Data provided =

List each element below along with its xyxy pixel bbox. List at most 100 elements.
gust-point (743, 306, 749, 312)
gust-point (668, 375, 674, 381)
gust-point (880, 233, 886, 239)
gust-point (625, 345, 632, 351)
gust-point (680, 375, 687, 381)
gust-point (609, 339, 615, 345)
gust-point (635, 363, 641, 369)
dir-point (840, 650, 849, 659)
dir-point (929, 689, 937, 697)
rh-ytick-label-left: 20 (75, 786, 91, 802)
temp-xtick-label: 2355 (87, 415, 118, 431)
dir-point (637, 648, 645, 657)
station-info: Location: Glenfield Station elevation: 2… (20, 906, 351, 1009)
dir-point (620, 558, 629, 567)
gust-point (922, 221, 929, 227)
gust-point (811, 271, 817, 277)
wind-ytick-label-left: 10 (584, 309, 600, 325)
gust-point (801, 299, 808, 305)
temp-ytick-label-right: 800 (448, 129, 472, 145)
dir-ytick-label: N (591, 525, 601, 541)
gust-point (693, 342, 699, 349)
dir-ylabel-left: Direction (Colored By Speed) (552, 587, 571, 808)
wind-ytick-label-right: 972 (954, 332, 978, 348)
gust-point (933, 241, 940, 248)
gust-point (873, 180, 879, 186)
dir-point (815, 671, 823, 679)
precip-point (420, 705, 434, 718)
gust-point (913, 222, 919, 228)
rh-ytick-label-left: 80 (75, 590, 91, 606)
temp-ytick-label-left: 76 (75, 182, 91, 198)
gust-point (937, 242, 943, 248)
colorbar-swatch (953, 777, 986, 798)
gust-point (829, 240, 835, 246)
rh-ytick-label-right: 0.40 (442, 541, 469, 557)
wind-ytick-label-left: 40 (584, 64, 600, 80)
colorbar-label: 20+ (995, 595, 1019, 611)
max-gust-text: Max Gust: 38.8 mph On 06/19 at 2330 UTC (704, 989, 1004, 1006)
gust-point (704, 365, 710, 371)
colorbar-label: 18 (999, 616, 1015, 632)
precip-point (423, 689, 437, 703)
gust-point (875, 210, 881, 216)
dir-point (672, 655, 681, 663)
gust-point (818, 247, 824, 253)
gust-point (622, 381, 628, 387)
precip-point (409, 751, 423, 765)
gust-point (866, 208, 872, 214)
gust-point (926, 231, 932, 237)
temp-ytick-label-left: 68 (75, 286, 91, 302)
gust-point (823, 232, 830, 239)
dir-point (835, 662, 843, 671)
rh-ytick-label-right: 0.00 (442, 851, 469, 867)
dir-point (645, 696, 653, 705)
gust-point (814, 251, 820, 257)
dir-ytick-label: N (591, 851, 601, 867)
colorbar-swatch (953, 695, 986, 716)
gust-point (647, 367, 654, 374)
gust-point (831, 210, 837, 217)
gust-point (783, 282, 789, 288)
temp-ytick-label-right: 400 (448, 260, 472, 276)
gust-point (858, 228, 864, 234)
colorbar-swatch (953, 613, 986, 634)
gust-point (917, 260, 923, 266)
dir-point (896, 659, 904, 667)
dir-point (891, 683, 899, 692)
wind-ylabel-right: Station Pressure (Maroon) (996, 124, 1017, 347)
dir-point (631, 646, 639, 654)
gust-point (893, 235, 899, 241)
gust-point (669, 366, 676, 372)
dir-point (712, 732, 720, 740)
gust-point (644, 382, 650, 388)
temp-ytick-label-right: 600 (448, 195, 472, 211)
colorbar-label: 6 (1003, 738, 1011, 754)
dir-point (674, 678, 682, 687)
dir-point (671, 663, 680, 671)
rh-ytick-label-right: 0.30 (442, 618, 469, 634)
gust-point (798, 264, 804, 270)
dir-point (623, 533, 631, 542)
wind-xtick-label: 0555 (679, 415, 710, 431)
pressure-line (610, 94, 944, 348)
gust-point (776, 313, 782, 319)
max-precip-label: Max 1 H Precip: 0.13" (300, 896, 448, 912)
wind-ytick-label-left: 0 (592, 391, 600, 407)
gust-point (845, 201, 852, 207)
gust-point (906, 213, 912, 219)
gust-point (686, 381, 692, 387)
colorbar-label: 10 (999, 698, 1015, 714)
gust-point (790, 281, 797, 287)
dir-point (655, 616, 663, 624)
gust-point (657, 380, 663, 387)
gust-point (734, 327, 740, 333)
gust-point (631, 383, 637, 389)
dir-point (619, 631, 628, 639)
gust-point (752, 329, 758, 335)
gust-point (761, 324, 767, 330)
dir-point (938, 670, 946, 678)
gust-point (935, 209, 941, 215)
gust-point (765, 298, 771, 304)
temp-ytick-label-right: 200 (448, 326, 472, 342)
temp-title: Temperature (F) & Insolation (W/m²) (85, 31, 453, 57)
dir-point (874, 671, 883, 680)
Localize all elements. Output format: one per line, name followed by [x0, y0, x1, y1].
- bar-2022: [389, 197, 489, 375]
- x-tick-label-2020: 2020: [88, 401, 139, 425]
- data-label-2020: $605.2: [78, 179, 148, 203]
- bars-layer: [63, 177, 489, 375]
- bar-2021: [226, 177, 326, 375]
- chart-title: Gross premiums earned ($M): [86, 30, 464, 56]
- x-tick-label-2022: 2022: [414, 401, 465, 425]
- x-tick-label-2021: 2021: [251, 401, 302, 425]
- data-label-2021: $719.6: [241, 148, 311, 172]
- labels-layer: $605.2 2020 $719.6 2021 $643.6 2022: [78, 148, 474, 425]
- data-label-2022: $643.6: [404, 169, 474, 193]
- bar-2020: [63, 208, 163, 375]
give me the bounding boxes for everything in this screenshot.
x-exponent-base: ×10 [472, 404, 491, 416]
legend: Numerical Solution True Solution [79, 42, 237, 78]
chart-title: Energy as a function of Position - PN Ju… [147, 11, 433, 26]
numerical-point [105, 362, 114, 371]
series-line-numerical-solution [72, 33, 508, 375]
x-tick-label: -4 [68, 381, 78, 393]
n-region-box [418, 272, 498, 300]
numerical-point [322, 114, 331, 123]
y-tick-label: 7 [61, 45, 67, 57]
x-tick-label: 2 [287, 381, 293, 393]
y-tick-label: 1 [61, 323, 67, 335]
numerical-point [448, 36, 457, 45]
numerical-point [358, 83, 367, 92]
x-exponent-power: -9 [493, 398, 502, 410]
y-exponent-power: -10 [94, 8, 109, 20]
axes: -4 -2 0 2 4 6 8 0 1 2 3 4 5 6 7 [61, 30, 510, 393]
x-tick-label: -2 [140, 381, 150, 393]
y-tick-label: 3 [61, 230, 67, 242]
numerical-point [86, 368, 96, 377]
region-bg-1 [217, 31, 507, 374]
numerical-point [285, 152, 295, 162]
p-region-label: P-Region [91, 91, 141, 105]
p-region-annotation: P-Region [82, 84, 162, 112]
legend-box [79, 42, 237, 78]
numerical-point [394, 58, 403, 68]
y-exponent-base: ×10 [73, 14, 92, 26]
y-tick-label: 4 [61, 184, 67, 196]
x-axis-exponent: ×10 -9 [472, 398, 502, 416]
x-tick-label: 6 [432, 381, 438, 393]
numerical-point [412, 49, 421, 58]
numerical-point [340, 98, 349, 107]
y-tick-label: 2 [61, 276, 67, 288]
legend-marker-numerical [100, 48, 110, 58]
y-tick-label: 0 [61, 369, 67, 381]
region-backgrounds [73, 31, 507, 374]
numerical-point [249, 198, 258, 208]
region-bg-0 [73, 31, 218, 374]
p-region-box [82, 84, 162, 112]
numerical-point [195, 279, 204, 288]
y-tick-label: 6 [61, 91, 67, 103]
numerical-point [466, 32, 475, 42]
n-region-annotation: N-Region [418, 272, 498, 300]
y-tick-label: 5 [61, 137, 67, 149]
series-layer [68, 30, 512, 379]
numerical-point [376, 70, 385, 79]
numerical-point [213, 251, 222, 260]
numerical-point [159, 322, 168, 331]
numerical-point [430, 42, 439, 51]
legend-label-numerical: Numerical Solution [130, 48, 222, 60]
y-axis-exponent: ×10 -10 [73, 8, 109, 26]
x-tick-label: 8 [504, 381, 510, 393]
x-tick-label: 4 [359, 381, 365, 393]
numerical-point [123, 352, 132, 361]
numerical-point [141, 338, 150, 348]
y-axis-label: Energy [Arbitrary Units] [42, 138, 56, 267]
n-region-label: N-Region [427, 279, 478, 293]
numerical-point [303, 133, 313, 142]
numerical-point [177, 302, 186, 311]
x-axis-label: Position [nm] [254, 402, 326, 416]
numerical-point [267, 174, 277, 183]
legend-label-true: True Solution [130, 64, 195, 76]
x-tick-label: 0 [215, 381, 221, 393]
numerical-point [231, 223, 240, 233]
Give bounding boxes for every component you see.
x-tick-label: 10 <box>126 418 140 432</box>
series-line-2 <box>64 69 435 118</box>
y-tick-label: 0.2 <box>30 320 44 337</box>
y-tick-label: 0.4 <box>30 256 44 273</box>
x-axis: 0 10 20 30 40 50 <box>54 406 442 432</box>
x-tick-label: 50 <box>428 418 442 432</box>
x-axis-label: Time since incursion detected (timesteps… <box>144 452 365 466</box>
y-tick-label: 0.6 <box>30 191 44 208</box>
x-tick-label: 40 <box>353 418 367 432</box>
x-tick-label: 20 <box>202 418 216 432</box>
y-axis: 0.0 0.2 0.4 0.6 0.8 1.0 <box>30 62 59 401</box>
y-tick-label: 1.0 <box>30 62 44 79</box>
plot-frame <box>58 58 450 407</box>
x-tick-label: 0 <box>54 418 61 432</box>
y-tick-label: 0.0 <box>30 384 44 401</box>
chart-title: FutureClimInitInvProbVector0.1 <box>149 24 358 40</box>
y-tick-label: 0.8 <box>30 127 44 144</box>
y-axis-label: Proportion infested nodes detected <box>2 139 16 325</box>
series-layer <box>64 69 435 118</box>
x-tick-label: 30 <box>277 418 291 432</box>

Problem to solve = Revise the items from the first line through the line containing "gust-point (693, 342, 699, 349)", changing every "dir-point" to "direction-point" and leaving all else unchanged. Give only those lines.

Reply =
List each element below along with its xyxy pixel bbox. List at most 100 elements.
gust-point (743, 306, 749, 312)
gust-point (668, 375, 674, 381)
gust-point (880, 233, 886, 239)
gust-point (625, 345, 632, 351)
gust-point (680, 375, 687, 381)
gust-point (609, 339, 615, 345)
gust-point (635, 363, 641, 369)
direction-point (840, 650, 849, 659)
direction-point (929, 689, 937, 697)
rh-ytick-label-left: 20 (75, 786, 91, 802)
temp-xtick-label: 2355 (87, 415, 118, 431)
direction-point (637, 648, 645, 657)
station-info: Location: Glenfield Station elevation: 2… (20, 906, 351, 1009)
direction-point (620, 558, 629, 567)
gust-point (922, 221, 929, 227)
gust-point (811, 271, 817, 277)
wind-ytick-label-left: 10 (584, 309, 600, 325)
gust-point (801, 299, 808, 305)
temp-ytick-label-right: 800 (448, 129, 472, 145)
dir-ytick-label: N (591, 525, 601, 541)
gust-point (693, 342, 699, 349)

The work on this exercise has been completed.